* [REQUIRED TASK]: From the entries below, gather every line containing the string "title".

[Collected data]
-*-*-
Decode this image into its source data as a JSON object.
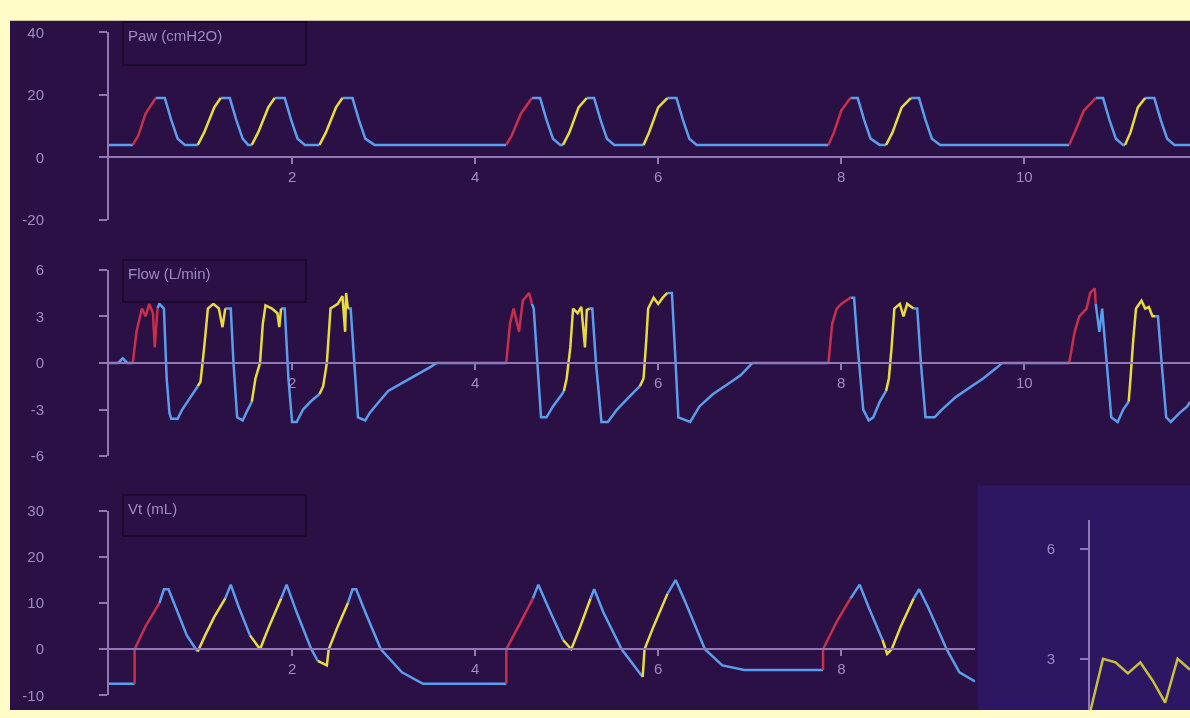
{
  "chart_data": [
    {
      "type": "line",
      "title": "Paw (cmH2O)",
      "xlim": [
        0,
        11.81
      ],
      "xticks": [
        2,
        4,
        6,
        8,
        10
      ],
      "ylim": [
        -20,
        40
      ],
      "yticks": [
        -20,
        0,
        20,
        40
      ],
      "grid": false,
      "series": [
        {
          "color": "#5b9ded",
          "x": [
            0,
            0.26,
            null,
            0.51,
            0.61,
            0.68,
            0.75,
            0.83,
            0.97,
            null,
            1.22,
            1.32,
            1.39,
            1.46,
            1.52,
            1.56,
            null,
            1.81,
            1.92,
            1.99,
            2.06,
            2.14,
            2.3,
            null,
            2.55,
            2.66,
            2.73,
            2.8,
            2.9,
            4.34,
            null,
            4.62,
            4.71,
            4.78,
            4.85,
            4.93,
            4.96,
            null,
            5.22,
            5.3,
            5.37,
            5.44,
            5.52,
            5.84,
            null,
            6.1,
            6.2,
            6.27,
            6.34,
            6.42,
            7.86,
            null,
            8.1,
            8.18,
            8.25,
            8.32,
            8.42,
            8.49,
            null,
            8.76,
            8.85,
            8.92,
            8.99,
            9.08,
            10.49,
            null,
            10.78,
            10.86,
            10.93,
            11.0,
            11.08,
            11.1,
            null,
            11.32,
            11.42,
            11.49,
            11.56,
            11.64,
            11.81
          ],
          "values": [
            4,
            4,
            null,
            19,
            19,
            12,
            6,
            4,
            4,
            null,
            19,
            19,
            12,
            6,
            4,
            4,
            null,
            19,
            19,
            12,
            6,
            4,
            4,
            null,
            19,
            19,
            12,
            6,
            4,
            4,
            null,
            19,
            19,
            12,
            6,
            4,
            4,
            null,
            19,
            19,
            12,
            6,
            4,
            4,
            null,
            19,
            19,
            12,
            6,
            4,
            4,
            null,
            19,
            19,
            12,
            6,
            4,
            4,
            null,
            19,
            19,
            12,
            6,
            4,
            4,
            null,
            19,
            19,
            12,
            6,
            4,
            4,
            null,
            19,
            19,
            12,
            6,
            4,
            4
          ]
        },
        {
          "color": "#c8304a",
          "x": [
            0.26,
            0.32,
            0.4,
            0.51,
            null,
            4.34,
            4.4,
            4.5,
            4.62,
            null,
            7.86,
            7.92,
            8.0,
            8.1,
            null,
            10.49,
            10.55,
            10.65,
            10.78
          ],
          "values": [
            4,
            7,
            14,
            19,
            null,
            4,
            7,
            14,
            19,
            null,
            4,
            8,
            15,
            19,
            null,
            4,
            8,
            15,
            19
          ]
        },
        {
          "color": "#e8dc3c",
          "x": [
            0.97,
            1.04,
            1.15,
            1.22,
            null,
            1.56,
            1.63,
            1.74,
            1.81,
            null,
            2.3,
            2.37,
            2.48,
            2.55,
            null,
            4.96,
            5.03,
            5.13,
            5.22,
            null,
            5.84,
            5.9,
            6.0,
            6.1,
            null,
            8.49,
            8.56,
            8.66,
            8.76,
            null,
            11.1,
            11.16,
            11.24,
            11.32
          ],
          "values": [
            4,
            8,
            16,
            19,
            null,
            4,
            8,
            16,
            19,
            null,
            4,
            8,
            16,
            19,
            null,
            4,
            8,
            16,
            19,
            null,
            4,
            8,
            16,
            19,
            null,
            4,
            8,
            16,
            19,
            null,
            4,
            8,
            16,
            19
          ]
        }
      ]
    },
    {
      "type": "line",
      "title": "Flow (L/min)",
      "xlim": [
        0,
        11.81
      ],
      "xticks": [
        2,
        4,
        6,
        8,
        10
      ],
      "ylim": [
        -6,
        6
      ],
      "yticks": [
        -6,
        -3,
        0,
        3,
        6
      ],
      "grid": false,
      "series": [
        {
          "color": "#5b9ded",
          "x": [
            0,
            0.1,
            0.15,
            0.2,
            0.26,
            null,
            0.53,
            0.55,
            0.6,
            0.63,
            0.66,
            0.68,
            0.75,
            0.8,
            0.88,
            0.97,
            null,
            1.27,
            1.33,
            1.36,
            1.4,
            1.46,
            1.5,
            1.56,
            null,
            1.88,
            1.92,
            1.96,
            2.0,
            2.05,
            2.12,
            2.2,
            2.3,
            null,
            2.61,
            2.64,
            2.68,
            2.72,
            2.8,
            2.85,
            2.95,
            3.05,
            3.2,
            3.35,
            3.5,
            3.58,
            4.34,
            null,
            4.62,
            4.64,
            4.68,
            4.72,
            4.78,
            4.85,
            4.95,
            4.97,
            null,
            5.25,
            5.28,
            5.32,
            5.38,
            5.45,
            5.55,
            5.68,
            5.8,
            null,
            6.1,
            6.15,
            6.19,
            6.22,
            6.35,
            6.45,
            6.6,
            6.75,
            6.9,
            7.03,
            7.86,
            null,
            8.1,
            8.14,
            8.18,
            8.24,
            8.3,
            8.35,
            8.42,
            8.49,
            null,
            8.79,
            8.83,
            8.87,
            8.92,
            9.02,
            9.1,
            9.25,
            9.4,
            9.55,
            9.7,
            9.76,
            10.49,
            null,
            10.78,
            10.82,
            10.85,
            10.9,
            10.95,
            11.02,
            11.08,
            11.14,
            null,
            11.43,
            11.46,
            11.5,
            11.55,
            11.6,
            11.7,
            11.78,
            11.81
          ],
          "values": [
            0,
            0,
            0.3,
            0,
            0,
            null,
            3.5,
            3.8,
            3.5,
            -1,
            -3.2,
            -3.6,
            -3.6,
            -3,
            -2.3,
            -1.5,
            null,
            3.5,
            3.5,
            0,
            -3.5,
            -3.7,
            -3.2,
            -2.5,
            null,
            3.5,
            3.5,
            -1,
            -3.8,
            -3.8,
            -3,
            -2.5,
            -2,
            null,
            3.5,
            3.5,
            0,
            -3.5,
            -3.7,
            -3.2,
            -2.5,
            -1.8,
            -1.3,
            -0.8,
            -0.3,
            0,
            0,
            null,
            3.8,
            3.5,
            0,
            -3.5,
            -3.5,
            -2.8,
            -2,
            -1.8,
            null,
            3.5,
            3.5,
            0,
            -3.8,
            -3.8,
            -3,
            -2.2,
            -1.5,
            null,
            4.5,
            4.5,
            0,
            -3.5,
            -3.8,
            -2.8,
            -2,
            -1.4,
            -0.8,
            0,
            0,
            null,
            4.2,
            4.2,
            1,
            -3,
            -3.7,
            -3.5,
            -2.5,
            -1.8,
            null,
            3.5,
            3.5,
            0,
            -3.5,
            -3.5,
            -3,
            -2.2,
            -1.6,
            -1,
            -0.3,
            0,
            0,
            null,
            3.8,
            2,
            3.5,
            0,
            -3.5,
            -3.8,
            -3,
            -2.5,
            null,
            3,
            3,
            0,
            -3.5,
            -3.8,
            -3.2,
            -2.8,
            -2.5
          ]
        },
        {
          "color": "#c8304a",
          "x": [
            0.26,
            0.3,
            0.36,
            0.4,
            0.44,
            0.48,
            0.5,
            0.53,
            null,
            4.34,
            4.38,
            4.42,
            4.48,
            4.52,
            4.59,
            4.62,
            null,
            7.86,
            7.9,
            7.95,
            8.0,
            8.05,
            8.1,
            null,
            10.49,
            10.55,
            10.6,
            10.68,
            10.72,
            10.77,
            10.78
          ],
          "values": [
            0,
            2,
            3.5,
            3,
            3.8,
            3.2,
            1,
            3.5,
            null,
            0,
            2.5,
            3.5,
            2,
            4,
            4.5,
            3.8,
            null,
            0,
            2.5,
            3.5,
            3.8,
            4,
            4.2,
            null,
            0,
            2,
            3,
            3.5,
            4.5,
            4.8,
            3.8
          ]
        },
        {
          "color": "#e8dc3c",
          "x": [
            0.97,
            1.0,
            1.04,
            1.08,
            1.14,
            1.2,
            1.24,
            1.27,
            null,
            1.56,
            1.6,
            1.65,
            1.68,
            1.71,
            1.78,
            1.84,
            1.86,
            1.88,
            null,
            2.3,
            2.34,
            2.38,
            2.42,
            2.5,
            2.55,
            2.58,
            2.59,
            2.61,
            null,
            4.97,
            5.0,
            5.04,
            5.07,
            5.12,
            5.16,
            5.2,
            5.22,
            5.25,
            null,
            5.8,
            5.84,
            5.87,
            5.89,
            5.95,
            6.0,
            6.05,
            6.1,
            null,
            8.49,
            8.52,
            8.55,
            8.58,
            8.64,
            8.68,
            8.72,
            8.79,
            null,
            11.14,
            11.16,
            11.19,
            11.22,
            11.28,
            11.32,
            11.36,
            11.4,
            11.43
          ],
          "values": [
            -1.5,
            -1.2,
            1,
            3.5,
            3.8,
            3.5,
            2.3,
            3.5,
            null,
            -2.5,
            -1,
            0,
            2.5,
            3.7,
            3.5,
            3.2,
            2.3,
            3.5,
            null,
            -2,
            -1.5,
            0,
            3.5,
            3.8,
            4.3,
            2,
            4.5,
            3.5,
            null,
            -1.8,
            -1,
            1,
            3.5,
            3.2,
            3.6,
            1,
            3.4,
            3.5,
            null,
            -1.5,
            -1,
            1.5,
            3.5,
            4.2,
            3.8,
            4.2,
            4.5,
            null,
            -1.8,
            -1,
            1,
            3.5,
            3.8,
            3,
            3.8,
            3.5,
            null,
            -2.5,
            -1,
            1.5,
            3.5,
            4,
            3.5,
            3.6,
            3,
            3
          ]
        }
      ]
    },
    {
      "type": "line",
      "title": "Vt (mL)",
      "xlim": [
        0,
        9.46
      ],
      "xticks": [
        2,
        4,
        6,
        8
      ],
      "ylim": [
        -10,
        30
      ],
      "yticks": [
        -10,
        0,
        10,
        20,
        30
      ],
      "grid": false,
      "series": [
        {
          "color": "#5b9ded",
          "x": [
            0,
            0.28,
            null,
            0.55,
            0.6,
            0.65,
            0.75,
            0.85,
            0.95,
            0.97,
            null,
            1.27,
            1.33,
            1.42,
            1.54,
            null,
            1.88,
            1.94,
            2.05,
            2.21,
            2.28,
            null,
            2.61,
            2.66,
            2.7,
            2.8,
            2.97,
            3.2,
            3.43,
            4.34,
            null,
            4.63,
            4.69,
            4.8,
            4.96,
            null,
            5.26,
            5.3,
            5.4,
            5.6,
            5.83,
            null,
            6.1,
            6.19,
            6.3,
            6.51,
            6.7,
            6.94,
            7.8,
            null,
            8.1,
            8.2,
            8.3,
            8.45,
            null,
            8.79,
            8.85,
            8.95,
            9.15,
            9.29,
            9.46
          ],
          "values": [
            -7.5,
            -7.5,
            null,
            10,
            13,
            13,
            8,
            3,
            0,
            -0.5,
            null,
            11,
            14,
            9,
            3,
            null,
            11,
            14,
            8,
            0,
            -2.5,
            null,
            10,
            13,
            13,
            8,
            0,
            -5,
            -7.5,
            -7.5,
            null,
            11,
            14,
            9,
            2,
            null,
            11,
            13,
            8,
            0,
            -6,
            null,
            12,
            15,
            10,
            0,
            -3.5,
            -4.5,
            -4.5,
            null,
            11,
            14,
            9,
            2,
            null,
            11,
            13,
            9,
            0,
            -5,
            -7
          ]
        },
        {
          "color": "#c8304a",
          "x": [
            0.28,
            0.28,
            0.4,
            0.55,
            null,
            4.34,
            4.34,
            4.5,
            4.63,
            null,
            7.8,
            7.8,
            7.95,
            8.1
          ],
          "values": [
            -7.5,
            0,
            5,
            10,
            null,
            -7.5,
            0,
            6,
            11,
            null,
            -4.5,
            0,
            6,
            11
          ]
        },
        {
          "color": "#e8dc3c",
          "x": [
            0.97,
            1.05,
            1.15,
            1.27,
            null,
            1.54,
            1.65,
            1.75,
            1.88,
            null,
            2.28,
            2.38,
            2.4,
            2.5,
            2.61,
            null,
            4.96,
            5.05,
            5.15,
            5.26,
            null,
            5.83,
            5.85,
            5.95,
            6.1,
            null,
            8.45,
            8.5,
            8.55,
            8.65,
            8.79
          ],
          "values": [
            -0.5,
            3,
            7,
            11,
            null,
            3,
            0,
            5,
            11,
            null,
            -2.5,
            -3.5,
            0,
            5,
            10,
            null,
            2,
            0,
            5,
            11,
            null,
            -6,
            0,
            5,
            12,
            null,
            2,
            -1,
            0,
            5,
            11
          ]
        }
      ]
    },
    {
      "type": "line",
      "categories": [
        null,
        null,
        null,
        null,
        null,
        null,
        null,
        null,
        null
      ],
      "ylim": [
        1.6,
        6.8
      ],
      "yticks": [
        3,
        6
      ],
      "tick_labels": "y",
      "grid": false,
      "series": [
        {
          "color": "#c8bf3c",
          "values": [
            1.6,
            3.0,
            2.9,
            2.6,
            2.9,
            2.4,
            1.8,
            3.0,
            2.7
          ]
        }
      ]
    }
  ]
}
-*-*-
* [RESULT OF THE TASK]:
      "title": "Paw (cmH2O)",
      "title": "Flow (L/min)",
      "title": "Vt (mL)",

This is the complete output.